— start DATA RECORDS —

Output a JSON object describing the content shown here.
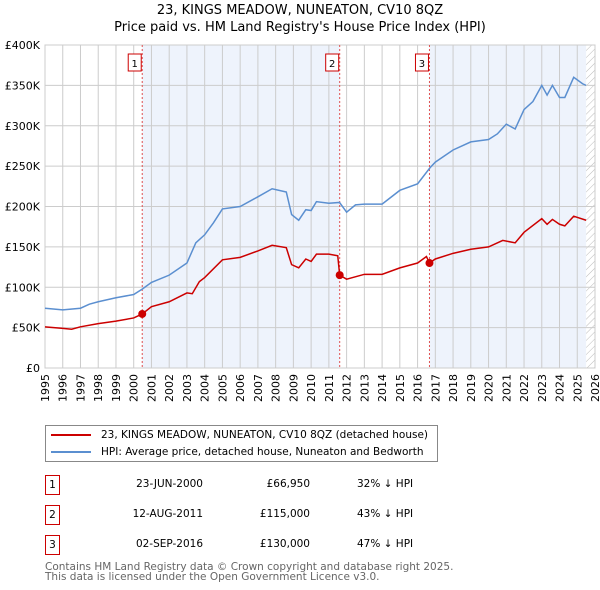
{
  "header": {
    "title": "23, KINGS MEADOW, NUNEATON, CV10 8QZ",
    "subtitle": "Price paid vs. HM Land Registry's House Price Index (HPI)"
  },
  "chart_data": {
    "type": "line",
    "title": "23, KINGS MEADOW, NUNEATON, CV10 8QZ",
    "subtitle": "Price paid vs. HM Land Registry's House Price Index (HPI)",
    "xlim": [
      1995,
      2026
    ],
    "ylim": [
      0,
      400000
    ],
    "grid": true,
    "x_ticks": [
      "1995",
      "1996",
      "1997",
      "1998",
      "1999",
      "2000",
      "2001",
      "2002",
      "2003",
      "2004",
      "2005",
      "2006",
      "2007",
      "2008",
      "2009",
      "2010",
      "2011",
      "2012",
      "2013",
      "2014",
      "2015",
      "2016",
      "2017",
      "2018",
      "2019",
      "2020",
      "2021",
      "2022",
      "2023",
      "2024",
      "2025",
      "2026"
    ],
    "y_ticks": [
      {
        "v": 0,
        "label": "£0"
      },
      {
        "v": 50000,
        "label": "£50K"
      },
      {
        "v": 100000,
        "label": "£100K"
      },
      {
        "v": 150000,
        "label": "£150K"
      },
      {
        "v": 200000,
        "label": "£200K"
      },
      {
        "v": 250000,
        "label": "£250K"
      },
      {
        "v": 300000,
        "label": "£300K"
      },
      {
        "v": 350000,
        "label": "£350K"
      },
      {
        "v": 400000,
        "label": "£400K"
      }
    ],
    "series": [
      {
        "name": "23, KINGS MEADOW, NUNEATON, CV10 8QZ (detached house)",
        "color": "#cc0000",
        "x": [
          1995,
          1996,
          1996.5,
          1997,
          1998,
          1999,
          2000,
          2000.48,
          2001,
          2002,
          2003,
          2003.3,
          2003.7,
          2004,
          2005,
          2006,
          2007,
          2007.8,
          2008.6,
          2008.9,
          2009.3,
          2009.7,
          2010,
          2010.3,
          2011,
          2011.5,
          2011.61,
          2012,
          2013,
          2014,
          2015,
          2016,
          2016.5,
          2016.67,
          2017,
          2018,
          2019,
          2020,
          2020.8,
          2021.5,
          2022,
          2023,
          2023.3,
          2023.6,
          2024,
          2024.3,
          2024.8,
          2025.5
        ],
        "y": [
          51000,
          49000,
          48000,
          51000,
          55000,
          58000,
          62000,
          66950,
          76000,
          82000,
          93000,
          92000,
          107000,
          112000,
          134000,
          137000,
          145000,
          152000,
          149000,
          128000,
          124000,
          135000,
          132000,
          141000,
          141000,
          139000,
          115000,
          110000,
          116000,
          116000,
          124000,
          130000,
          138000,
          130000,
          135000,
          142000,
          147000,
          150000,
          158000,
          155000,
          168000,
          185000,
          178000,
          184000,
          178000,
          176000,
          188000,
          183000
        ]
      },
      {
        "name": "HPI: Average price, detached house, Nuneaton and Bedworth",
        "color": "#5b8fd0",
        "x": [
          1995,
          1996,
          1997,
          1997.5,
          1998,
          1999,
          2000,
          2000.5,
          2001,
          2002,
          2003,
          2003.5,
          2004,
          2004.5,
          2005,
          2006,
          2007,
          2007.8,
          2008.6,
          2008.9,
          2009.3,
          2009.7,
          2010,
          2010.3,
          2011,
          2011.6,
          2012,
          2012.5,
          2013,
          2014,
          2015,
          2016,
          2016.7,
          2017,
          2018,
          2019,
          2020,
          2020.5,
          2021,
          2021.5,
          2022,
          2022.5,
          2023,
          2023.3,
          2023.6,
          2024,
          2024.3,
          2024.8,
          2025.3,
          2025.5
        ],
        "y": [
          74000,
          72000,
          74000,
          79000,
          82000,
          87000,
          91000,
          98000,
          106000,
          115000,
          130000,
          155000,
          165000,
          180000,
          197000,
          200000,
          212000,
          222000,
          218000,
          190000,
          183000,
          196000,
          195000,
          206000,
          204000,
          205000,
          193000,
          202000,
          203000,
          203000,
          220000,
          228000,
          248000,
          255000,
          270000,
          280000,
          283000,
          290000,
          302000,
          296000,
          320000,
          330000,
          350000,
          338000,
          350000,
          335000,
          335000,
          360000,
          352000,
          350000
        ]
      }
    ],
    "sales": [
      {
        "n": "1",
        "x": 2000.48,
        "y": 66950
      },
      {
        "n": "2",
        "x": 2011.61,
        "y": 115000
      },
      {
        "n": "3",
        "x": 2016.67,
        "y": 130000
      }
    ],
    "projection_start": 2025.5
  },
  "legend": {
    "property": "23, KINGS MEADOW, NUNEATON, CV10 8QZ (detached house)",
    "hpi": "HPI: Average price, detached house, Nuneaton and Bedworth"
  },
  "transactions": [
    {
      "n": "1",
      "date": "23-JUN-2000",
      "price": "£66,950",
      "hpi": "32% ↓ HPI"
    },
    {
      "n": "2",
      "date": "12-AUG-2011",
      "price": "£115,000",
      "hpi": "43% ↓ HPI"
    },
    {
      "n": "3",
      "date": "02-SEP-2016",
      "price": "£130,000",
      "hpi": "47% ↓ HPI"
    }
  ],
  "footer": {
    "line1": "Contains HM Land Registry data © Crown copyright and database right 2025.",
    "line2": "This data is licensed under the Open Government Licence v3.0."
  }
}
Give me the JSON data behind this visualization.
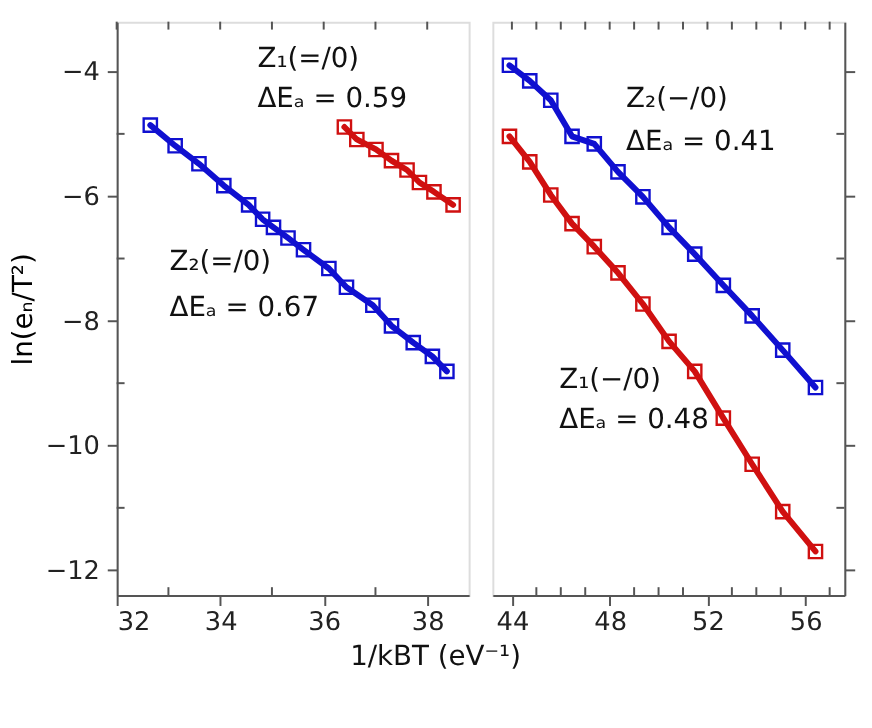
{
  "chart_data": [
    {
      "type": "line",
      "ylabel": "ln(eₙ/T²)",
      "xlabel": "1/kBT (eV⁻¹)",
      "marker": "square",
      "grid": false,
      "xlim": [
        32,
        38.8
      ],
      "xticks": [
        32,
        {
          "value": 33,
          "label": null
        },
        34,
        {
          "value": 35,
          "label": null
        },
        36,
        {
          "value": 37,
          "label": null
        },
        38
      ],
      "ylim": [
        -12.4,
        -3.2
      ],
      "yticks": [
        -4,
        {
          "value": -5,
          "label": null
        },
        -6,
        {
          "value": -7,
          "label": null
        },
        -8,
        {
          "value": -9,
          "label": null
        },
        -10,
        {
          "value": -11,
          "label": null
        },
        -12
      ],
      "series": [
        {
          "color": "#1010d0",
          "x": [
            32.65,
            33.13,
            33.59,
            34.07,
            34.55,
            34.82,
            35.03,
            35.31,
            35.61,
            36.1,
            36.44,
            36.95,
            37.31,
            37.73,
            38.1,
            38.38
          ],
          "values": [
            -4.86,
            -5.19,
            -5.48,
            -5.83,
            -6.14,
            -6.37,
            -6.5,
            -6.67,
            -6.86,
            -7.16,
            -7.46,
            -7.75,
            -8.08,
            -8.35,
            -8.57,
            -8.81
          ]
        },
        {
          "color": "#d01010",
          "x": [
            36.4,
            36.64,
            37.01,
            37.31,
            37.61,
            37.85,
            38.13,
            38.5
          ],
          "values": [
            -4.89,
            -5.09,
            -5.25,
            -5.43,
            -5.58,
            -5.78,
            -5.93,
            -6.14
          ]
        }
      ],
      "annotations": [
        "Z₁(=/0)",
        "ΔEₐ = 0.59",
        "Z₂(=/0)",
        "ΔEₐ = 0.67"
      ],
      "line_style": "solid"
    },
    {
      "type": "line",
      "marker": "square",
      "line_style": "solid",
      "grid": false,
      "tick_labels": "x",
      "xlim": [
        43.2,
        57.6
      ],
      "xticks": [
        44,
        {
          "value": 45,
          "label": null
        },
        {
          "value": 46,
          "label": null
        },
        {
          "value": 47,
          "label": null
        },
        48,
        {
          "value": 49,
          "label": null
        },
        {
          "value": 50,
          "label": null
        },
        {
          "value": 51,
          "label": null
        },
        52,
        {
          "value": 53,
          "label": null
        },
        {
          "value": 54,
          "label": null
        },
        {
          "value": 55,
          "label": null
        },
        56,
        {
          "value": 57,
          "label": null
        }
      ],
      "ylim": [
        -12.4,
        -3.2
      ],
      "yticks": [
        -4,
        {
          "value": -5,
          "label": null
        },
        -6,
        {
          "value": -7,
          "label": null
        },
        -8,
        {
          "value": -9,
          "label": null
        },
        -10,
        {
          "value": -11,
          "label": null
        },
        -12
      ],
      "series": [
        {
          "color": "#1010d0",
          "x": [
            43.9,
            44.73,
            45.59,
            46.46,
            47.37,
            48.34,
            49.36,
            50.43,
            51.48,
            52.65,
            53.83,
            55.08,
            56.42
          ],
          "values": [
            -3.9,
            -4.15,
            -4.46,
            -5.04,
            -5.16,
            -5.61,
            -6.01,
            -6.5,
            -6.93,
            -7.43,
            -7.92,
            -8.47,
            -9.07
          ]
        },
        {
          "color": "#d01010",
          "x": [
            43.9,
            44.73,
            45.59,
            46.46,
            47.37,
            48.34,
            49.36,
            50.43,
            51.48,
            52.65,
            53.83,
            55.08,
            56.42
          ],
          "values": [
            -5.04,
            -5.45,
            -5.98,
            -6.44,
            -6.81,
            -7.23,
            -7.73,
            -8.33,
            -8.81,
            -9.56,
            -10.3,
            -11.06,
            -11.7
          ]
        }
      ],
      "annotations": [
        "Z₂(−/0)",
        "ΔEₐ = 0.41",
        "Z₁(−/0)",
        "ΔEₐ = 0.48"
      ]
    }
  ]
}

— end DATA RECORDS —

* **TASK GOAL**:
Every line that holds the word "JSON" should be extracted.

* **THE COMPLETED TASK**:
Output a JSON object describing the content shown here.
Give me the JSON data behind this visualization.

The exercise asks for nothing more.